**WRITTEN INSTRUCTION:** Give every entry again, word for word.

==== EXTRACTED DATA

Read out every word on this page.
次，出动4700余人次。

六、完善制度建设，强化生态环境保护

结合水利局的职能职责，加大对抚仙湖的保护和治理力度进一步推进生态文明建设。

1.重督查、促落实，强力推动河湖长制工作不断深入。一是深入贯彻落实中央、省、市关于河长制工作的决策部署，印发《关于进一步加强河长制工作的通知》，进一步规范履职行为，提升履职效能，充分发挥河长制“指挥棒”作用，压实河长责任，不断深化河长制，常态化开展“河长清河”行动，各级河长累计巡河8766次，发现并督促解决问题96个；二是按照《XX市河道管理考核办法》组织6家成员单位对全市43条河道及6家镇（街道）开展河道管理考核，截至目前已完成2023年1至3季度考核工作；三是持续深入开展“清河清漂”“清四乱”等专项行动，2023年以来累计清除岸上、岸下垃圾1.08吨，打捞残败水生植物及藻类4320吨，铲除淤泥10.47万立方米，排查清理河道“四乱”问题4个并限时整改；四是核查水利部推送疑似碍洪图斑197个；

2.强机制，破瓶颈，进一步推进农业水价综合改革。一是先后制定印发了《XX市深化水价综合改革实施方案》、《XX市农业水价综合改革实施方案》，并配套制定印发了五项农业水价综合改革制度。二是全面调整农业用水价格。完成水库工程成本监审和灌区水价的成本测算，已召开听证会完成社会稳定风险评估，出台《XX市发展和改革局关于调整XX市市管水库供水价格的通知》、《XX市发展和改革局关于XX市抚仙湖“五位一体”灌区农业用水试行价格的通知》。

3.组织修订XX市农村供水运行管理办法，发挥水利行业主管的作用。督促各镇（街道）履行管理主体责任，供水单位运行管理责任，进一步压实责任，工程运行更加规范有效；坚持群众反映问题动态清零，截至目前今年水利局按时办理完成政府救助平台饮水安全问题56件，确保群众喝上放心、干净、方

========

**SOLUTION FOR THIS PROBLEM:**
Read out every word on this page.
次，出动4700余人次。

六、完善制度建设，强化生态环境保护

结合水利局的职能职责，加大对抚仙湖的保护和治理力度进一步推进生态文明建设。

1.重督查、促落实，强力推动河湖长制工作不断深入。一是深入贯彻落实中央、省、市关于河长制工作的决策部署，印发《关于进一步加强河长制工作的通知》，进一步规范履职行为，提升履职效能，充分发挥河长制“指挥棒”作用，压实河长责任，不断深化河长制，常态化开展“河长清河”行动，各级河长累计巡河8766次，发现并督促解决问题96个；二是按照《XX市河道管理考核办法》组织6家成员单位对全市43条河道及6家镇（街道）开展河道管理考核，截至目前已完成2023年1至3季度考核工作；三是持续深入开展“清河清漂”“清四乱”等专项行动，2023年以来累计清除岸上、岸下垃圾1.08吨，打捞残败水生植物及藻类4320吨，铲除淤泥10.47万立方米，排查清理河道“四乱”问题4个并限时整改；四是核查水利部推送疑似碍洪图斑197个；

2.强机制，破瓶颈，进一步推进农业水价综合改革。一是先后制定印发了《XX市深化水价综合改革实施方案》、《XX市农业水价综合改革实施方案》，并配套制定印发了五项农业水价综合改革制度。二是全面调整农业用水价格。完成水库工程成本监审和灌区水价的成本测算，已召开听证会完成社会稳定风险评估，出台《XX市发展和改革局关于调整XX市市管水库供水价格的通知》、《XX市发展和改革局关于XX市抚仙湖“五位一体”灌区农业用水试行价格的通知》。

3.组织修订XX市农村供水运行管理办法，发挥水利行业主管的作用。督促各镇（街道）履行管理主体责任，供水单位运行管理责任，进一步压实责任，工程运行更加规范有效；坚持群众反映问题动态清零，截至目前今年水利局按时办理完成政府救助平台饮水安全问题56件，确保群众喝上放心、干净、方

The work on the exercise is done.